• _PROBLEM_
Print each of the entries exactly, leaving nothing out.

===============

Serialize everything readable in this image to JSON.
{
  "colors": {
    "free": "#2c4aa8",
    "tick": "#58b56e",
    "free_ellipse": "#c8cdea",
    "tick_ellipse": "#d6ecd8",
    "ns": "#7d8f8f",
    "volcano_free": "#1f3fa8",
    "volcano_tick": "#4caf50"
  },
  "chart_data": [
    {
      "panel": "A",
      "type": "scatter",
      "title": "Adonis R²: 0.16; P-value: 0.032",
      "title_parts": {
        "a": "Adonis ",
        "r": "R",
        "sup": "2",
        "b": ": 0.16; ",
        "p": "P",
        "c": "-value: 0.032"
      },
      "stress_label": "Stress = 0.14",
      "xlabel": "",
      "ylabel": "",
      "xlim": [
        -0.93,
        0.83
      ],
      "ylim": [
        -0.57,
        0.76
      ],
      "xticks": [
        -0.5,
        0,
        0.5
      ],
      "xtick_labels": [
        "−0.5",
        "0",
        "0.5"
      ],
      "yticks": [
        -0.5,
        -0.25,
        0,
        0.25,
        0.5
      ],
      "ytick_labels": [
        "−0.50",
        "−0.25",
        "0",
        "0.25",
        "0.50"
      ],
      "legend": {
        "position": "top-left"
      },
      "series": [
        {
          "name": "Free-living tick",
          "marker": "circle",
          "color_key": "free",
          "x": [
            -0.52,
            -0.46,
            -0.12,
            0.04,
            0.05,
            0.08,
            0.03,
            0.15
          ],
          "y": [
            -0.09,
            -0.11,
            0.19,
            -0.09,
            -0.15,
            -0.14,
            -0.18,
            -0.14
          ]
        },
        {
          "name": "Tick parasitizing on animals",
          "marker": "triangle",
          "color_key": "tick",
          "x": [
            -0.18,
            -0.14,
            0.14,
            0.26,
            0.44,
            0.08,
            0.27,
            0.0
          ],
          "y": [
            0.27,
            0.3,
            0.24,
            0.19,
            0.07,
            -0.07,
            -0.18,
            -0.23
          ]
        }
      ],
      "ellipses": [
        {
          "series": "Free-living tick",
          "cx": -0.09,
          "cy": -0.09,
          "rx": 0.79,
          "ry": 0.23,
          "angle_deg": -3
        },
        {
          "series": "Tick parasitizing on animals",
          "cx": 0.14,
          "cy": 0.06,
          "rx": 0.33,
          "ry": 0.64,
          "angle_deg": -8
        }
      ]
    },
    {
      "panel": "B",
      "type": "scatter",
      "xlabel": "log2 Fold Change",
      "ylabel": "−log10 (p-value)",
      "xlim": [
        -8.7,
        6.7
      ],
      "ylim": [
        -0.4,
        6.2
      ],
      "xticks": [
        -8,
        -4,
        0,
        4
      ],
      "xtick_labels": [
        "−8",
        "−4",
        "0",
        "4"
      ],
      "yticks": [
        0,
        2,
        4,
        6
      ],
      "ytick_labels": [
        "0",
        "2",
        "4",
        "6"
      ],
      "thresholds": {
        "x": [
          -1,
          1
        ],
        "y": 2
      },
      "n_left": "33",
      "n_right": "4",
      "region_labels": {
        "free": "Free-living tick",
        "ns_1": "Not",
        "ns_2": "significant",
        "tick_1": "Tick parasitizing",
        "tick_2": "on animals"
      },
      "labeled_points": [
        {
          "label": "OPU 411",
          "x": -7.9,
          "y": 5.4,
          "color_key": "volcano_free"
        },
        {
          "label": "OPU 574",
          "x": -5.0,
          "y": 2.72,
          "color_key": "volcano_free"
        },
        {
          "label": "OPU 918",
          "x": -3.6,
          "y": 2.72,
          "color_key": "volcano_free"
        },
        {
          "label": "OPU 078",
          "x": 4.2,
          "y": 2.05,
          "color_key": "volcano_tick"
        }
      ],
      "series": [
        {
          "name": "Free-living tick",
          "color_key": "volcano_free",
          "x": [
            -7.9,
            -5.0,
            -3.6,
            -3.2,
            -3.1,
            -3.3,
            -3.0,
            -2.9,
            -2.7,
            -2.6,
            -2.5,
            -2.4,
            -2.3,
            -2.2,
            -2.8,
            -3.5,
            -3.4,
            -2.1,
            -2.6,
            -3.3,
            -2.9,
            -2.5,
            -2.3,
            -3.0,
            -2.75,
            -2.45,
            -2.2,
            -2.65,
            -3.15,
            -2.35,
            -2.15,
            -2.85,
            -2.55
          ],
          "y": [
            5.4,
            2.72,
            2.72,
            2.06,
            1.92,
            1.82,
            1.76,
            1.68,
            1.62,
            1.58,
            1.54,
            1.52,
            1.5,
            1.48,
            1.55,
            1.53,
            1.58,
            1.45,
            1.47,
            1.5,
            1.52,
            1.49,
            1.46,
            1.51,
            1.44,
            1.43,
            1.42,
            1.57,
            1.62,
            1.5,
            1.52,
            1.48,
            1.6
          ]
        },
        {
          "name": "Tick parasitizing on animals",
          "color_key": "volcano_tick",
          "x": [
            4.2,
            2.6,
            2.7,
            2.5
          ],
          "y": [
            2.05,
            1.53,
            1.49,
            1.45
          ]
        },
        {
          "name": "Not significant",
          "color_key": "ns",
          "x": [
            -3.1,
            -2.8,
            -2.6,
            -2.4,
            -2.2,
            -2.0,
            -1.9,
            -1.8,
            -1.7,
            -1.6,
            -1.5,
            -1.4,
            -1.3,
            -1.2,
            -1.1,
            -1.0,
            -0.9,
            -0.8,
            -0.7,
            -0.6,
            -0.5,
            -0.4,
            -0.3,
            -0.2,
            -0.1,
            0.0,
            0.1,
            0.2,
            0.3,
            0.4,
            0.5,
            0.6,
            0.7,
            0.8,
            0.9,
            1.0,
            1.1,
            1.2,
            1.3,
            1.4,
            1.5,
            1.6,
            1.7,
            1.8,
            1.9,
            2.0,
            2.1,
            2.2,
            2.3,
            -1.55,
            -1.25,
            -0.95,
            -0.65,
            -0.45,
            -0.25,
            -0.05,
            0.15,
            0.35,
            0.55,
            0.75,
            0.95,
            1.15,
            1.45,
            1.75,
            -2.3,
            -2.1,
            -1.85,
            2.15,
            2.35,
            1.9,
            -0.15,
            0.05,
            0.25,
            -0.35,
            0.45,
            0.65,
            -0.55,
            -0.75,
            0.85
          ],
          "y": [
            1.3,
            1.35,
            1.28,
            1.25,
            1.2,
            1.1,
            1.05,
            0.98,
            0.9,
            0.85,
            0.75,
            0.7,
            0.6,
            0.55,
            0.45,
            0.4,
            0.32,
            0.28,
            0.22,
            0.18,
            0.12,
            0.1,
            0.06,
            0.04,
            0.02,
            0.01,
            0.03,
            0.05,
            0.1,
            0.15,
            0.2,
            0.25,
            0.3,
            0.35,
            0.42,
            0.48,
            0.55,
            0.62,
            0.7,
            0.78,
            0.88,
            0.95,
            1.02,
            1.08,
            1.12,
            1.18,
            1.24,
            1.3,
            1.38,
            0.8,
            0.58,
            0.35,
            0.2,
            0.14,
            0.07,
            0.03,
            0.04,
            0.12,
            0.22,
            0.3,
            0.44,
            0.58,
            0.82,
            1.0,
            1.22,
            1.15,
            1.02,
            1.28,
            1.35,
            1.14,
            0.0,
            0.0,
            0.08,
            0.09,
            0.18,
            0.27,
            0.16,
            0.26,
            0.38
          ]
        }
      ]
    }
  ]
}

===============

• _SOLUTION FOR THIS TASK_
Serialize everything readable in this image to JSON.
{
  "colors": {
    "free": "#2c4aa8",
    "tick": "#58b56e",
    "free_ellipse": "#c8cdea",
    "tick_ellipse": "#d6ecd8",
    "ns": "#7d8f8f",
    "volcano_free": "#1f3fa8",
    "volcano_tick": "#4caf50"
  },
  "chart_data": [
    {
      "panel": "A",
      "type": "scatter",
      "title": "Adonis R²: 0.16; P-value: 0.032",
      "title_parts": {
        "a": "Adonis ",
        "r": "R",
        "sup": "2",
        "b": ": 0.16; ",
        "p": "P",
        "c": "-value: 0.032"
      },
      "stress_label": "Stress = 0.14",
      "xlabel": "",
      "ylabel": "",
      "xlim": [
        -0.93,
        0.83
      ],
      "ylim": [
        -0.57,
        0.76
      ],
      "xticks": [
        -0.5,
        0,
        0.5
      ],
      "xtick_labels": [
        "−0.5",
        "0",
        "0.5"
      ],
      "yticks": [
        -0.5,
        -0.25,
        0,
        0.25,
        0.5
      ],
      "ytick_labels": [
        "−0.50",
        "−0.25",
        "0",
        "0.25",
        "0.50"
      ],
      "legend": {
        "position": "top-left"
      },
      "series": [
        {
          "name": "Free-living tick",
          "marker": "circle",
          "color_key": "free",
          "x": [
            -0.52,
            -0.46,
            -0.12,
            0.04,
            0.05,
            0.08,
            0.03,
            0.15
          ],
          "y": [
            -0.09,
            -0.11,
            0.19,
            -0.09,
            -0.15,
            -0.14,
            -0.18,
            -0.14
          ]
        },
        {
          "name": "Tick parasitizing on animals",
          "marker": "triangle",
          "color_key": "tick",
          "x": [
            -0.18,
            -0.14,
            0.14,
            0.26,
            0.44,
            0.08,
            0.27,
            0.0
          ],
          "y": [
            0.27,
            0.3,
            0.24,
            0.19,
            0.07,
            -0.07,
            -0.18,
            -0.23
          ]
        }
      ],
      "ellipses": [
        {
          "series": "Free-living tick",
          "cx": -0.09,
          "cy": -0.09,
          "rx": 0.79,
          "ry": 0.23,
          "angle_deg": -3
        },
        {
          "series": "Tick parasitizing on animals",
          "cx": 0.14,
          "cy": 0.06,
          "rx": 0.33,
          "ry": 0.64,
          "angle_deg": -8
        }
      ]
    },
    {
      "panel": "B",
      "type": "scatter",
      "xlabel": "log2 Fold Change",
      "ylabel": "−log10 (p-value)",
      "xlim": [
        -8.7,
        6.7
      ],
      "ylim": [
        -0.4,
        6.2
      ],
      "xticks": [
        -8,
        -4,
        0,
        4
      ],
      "xtick_labels": [
        "−8",
        "−4",
        "0",
        "4"
      ],
      "yticks": [
        0,
        2,
        4,
        6
      ],
      "ytick_labels": [
        "0",
        "2",
        "4",
        "6"
      ],
      "thresholds": {
        "x": [
          -1,
          1
        ],
        "y": 2
      },
      "n_left": "33",
      "n_right": "4",
      "region_labels": {
        "free": "Free-living tick",
        "ns_1": "Not",
        "ns_2": "significant",
        "tick_1": "Tick parasitizing",
        "tick_2": "on animals"
      },
      "labeled_points": [
        {
          "label": "OPU 411",
          "x": -7.9,
          "y": 5.4,
          "color_key": "volcano_free"
        },
        {
          "label": "OPU 574",
          "x": -5.0,
          "y": 2.72,
          "color_key": "volcano_free"
        },
        {
          "label": "OPU 918",
          "x": -3.6,
          "y": 2.72,
          "color_key": "volcano_free"
        },
        {
          "label": "OPU 078",
          "x": 4.2,
          "y": 2.05,
          "color_key": "volcano_tick"
        }
      ],
      "series": [
        {
          "name": "Free-living tick",
          "color_key": "volcano_free",
          "x": [
            -7.9,
            -5.0,
            -3.6,
            -3.2,
            -3.1,
            -3.3,
            -3.0,
            -2.9,
            -2.7,
            -2.6,
            -2.5,
            -2.4,
            -2.3,
            -2.2,
            -2.8,
            -3.5,
            -3.4,
            -2.1,
            -2.6,
            -3.3,
            -2.9,
            -2.5,
            -2.3,
            -3.0,
            -2.75,
            -2.45,
            -2.2,
            -2.65,
            -3.15,
            -2.35,
            -2.15,
            -2.85,
            -2.55
          ],
          "y": [
            5.4,
            2.72,
            2.72,
            2.06,
            1.92,
            1.82,
            1.76,
            1.68,
            1.62,
            1.58,
            1.54,
            1.52,
            1.5,
            1.48,
            1.55,
            1.53,
            1.58,
            1.45,
            1.47,
            1.5,
            1.52,
            1.49,
            1.46,
            1.51,
            1.44,
            1.43,
            1.42,
            1.57,
            1.62,
            1.5,
            1.52,
            1.48,
            1.6
          ]
        },
        {
          "name": "Tick parasitizing on animals",
          "color_key": "volcano_tick",
          "x": [
            4.2,
            2.6,
            2.7,
            2.5
          ],
          "y": [
            2.05,
            1.53,
            1.49,
            1.45
          ]
        },
        {
          "name": "Not significant",
          "color_key": "ns",
          "x": [
            -3.1,
            -2.8,
            -2.6,
            -2.4,
            -2.2,
            -2.0,
            -1.9,
            -1.8,
            -1.7,
            -1.6,
            -1.5,
            -1.4,
            -1.3,
            -1.2,
            -1.1,
            -1.0,
            -0.9,
            -0.8,
            -0.7,
            -0.6,
            -0.5,
            -0.4,
            -0.3,
            -0.2,
            -0.1,
            0.0,
            0.1,
            0.2,
            0.3,
            0.4,
            0.5,
            0.6,
            0.7,
            0.8,
            0.9,
            1.0,
            1.1,
            1.2,
            1.3,
            1.4,
            1.5,
            1.6,
            1.7,
            1.8,
            1.9,
            2.0,
            2.1,
            2.2,
            2.3,
            -1.55,
            -1.25,
            -0.95,
            -0.65,
            -0.45,
            -0.25,
            -0.05,
            0.15,
            0.35,
            0.55,
            0.75,
            0.95,
            1.15,
            1.45,
            1.75,
            -2.3,
            -2.1,
            -1.85,
            2.15,
            2.35,
            1.9,
            -0.15,
            0.05,
            0.25,
            -0.35,
            0.45,
            0.65,
            -0.55,
            -0.75,
            0.85
          ],
          "y": [
            1.3,
            1.35,
            1.28,
            1.25,
            1.2,
            1.1,
            1.05,
            0.98,
            0.9,
            0.85,
            0.75,
            0.7,
            0.6,
            0.55,
            0.45,
            0.4,
            0.32,
            0.28,
            0.22,
            0.18,
            0.12,
            0.1,
            0.06,
            0.04,
            0.02,
            0.01,
            0.03,
            0.05,
            0.1,
            0.15,
            0.2,
            0.25,
            0.3,
            0.35,
            0.42,
            0.48,
            0.55,
            0.62,
            0.7,
            0.78,
            0.88,
            0.95,
            1.02,
            1.08,
            1.12,
            1.18,
            1.24,
            1.3,
            1.38,
            0.8,
            0.58,
            0.35,
            0.2,
            0.14,
            0.07,
            0.03,
            0.04,
            0.12,
            0.22,
            0.3,
            0.44,
            0.58,
            0.82,
            1.0,
            1.22,
            1.15,
            1.02,
            1.28,
            1.35,
            1.14,
            0.0,
            0.0,
            0.08,
            0.09,
            0.18,
            0.27,
            0.16,
            0.26,
            0.38
          ]
        }
      ]
    }
  ]
}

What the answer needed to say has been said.